## WHAT THE TASK REQUIRES
Extract every line of the records below and reproduce each one character for character.

* begin STORED RECORDS *

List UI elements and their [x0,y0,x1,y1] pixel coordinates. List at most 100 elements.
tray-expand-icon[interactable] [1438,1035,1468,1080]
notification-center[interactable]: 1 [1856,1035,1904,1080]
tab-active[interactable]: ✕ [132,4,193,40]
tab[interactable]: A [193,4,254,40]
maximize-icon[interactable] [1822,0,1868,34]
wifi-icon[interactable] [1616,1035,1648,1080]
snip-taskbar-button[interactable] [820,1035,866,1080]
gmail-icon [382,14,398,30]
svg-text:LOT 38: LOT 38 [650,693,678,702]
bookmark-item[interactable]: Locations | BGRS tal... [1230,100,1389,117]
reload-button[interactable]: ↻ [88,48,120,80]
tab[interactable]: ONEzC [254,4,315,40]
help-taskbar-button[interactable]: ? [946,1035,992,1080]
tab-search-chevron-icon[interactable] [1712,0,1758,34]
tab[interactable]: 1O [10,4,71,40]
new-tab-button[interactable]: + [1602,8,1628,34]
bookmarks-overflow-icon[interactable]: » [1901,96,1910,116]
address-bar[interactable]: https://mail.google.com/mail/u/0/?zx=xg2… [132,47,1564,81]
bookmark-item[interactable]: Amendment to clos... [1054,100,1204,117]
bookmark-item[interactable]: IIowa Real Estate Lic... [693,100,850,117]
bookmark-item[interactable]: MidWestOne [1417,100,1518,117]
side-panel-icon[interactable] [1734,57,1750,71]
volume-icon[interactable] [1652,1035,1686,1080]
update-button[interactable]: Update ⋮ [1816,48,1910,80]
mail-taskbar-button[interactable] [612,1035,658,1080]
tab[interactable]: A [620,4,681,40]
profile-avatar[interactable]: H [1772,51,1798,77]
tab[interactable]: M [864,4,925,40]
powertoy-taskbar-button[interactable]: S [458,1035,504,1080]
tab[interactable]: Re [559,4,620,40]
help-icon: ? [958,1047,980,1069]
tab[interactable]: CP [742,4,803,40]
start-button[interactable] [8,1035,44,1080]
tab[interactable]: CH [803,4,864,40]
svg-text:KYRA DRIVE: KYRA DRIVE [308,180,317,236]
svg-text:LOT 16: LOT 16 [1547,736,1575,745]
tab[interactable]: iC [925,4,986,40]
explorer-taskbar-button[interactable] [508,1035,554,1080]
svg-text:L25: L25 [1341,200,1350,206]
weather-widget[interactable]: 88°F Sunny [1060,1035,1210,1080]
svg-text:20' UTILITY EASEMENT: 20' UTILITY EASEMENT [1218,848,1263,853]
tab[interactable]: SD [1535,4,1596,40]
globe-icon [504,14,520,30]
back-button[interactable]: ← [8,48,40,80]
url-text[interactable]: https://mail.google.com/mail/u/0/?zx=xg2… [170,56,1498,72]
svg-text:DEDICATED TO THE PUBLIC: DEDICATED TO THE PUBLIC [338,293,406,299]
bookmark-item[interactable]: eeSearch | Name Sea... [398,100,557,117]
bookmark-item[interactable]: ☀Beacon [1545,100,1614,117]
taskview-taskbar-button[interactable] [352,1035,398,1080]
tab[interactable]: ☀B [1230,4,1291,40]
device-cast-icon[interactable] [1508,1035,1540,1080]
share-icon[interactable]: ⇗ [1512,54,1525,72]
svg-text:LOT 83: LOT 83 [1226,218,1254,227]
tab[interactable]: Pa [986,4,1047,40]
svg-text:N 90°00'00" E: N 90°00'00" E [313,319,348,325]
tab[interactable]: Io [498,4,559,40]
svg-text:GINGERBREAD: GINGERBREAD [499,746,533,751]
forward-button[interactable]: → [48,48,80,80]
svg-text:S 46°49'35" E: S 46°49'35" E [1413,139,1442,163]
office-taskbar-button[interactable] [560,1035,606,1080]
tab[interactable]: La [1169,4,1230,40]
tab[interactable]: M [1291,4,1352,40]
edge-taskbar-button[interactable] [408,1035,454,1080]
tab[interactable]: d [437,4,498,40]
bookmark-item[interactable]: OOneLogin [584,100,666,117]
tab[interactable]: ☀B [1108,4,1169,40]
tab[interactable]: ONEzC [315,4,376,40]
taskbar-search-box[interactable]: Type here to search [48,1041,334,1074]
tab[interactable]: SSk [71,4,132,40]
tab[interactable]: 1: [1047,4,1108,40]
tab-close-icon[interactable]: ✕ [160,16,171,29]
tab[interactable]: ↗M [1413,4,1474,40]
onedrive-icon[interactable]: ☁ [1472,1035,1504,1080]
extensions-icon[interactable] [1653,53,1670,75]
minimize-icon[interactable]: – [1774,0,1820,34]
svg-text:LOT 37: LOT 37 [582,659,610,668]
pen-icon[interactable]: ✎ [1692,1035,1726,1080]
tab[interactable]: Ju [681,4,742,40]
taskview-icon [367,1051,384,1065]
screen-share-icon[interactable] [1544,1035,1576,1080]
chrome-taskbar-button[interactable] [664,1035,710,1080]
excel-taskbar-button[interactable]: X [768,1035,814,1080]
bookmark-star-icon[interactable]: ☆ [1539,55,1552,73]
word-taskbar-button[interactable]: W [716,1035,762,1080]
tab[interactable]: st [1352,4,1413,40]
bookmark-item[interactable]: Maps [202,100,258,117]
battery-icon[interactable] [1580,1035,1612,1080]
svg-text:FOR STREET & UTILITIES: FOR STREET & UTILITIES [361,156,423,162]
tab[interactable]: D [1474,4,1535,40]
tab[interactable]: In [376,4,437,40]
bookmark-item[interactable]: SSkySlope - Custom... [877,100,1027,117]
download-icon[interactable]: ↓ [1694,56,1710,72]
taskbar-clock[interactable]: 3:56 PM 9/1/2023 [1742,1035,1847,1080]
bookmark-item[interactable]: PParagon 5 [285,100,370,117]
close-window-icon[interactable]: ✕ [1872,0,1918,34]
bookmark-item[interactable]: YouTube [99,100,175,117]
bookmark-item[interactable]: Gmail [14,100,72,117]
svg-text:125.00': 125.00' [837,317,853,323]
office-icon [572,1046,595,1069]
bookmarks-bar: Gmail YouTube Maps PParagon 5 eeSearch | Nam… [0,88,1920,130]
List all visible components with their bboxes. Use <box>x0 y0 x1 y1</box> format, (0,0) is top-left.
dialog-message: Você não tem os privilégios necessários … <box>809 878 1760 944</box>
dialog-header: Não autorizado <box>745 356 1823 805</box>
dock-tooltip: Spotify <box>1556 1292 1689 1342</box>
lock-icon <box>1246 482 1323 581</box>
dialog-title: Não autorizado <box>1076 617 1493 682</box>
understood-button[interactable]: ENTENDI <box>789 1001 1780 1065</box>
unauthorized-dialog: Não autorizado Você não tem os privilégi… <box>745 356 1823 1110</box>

* end STORED RECORDS *

## TASK OUTPUT
List UI elements and their [x0,y0,x1,y1] pixel coordinates. List at most 100 elements.
tray-expand-icon[interactable] [1438,1035,1468,1080]
notification-center[interactable]: 1 [1856,1035,1904,1080]
tab-active[interactable]: ✕ [132,4,193,40]
tab[interactable]: A [193,4,254,40]
maximize-icon[interactable] [1822,0,1868,34]
wifi-icon[interactable] [1616,1035,1648,1080]
snip-taskbar-button[interactable] [820,1035,866,1080]
gmail-icon [382,14,398,30]
svg-text:LOT 38: LOT 38 [650,693,678,702]
bookmark-item[interactable]: Locations | BGRS tal... [1230,100,1389,117]
reload-button[interactable]: ↻ [88,48,120,80]
tab[interactable]: ONEzC [254,4,315,40]
help-taskbar-button[interactable]: ? [946,1035,992,1080]
tab-search-chevron-icon[interactable] [1712,0,1758,34]
tab[interactable]: 1O [10,4,71,40]
new-tab-button[interactable]: + [1602,8,1628,34]
bookmarks-overflow-icon[interactable]: » [1901,96,1910,116]
address-bar[interactable]: https://mail.google.com/mail/u/0/?zx=xg2… [132,47,1564,81]
bookmark-item[interactable]: Amendment to clos... [1054,100,1204,117]
bookmark-item[interactable]: IIowa Real Estate Lic... [693,100,850,117]
bookmark-item[interactable]: MidWestOne [1417,100,1518,117]
side-panel-icon[interactable] [1734,57,1750,71]
volume-icon[interactable] [1652,1035,1686,1080]
update-button[interactable]: Update ⋮ [1816,48,1910,80]
mail-taskbar-button[interactable] [612,1035,658,1080]
tab[interactable]: A [620,4,681,40]
profile-avatar[interactable]: H [1772,51,1798,77]
tab[interactable]: M [864,4,925,40]
powertoy-taskbar-button[interactable]: S [458,1035,504,1080]
tab[interactable]: Re [559,4,620,40]
help-icon: ? [958,1047,980,1069]
tab[interactable]: CP [742,4,803,40]
start-button[interactable] [8,1035,44,1080]
tab[interactable]: CH [803,4,864,40]
svg-text:KYRA DRIVE: KYRA DRIVE [308,180,317,236]
svg-text:LOT 16: LOT 16 [1547,736,1575,745]
tab[interactable]: iC [925,4,986,40]
explorer-taskbar-button[interactable] [508,1035,554,1080]
svg-text:L25: L25 [1341,200,1350,206]
weather-widget[interactable]: 88°F Sunny [1060,1035,1210,1080]
svg-text:20' UTILITY EASEMENT: 20' UTILITY EASEMENT [1218,848,1263,853]
tab[interactable]: SD [1535,4,1596,40]
globe-icon [504,14,520,30]
back-button[interactable]: ← [8,48,40,80]
url-text[interactable]: https://mail.google.com/mail/u/0/?zx=xg2… [170,56,1498,72]
svg-text:DEDICATED TO THE PUBLIC: DEDICATED TO THE PUBLIC [338,293,406,299]
bookmark-item[interactable]: eeSearch | Name Sea... [398,100,557,117]
bookmark-item[interactable]: ☀Beacon [1545,100,1614,117]
taskview-taskbar-button[interactable] [352,1035,398,1080]
tab[interactable]: ☀B [1230,4,1291,40]
device-cast-icon[interactable] [1508,1035,1540,1080]
share-icon[interactable]: ⇗ [1512,54,1525,72]
svg-text:LOT 83: LOT 83 [1226,218,1254,227]
tab[interactable]: Pa [986,4,1047,40]
svg-text:N 90°00'00" E: N 90°00'00" E [313,319,348,325]
tab[interactable]: Io [498,4,559,40]
svg-text:GINGERBREAD: GINGERBREAD [499,746,533,751]
forward-button[interactable]: → [48,48,80,80]
svg-text:S 46°49'35" E: S 46°49'35" E [1413,139,1442,163]
office-taskbar-button[interactable] [560,1035,606,1080]
tab[interactable]: La [1169,4,1230,40]
tab[interactable]: M [1291,4,1352,40]
edge-taskbar-button[interactable] [408,1035,454,1080]
tab[interactable]: d [437,4,498,40]
bookmark-item[interactable]: OOneLogin [584,100,666,117]
tab[interactable]: ☀B [1108,4,1169,40]
tab[interactable]: ONEzC [315,4,376,40]
taskbar-search-box[interactable]: Type here to search [48,1041,334,1074]
tab[interactable]: SSk [71,4,132,40]
tab[interactable]: 1: [1047,4,1108,40]
tab-close-icon[interactable]: ✕ [160,16,171,29]
tab[interactable]: ↗M [1413,4,1474,40]
onedrive-icon[interactable]: ☁ [1472,1035,1504,1080]
extensions-icon[interactable] [1653,53,1670,75]
minimize-icon[interactable]: – [1774,0,1820,34]
svg-text:LOT 37: LOT 37 [582,659,610,668]
pen-icon[interactable]: ✎ [1692,1035,1726,1080]
tab[interactable]: Ju [681,4,742,40]
taskview-icon [367,1051,384,1065]
screen-share-icon[interactable] [1544,1035,1576,1080]
chrome-taskbar-button[interactable] [664,1035,710,1080]
excel-taskbar-button[interactable]: X [768,1035,814,1080]
bookmark-star-icon[interactable]: ☆ [1539,55,1552,73]
word-taskbar-button[interactable]: W [716,1035,762,1080]
tab[interactable]: st [1352,4,1413,40]
bookmark-item[interactable]: Maps [202,100,258,117]
battery-icon[interactable] [1580,1035,1612,1080]
svg-text:FOR STREET & UTILITIES: FOR STREET & UTILITIES [361,156,423,162]
tab[interactable]: D [1474,4,1535,40]
tab[interactable]: In [376,4,437,40]
bookmark-item[interactable]: SSkySlope - Custom... [877,100,1027,117]
download-icon[interactable]: ↓ [1694,56,1710,72]
taskbar-clock[interactable]: 3:56 PM 9/1/2023 [1742,1035,1847,1080]
bookmark-item[interactable]: PParagon 5 [285,100,370,117]
close-window-icon[interactable]: ✕ [1872,0,1918,34]
bookmark-item[interactable]: YouTube [99,100,175,117]
bookmark-item[interactable]: Gmail [14,100,72,117]
svg-text:125.00': 125.00' [837,317,853,323]
office-icon [572,1046,595,1069]
bookmarks-bar: Gmail YouTube Maps PParagon 5 eeSearch | Nam… [0,88,1920,130]
List all visible components with their bboxes. Use <box>x0 y0 x1 y1</box> format, (0,0) is top-left.
dialog-message: Você não tem os privilégios necessários … <box>809 878 1760 944</box>
dialog-header: Não autorizado <box>745 356 1823 805</box>
dock-tooltip: Spotify <box>1556 1292 1689 1342</box>
lock-icon <box>1246 482 1323 581</box>
dialog-title: Não autorizado <box>1076 617 1493 682</box>
understood-button[interactable]: ENTENDI <box>789 1001 1780 1065</box>
unauthorized-dialog: Não autorizado Você não tem os privilégi… <box>745 356 1823 1110</box>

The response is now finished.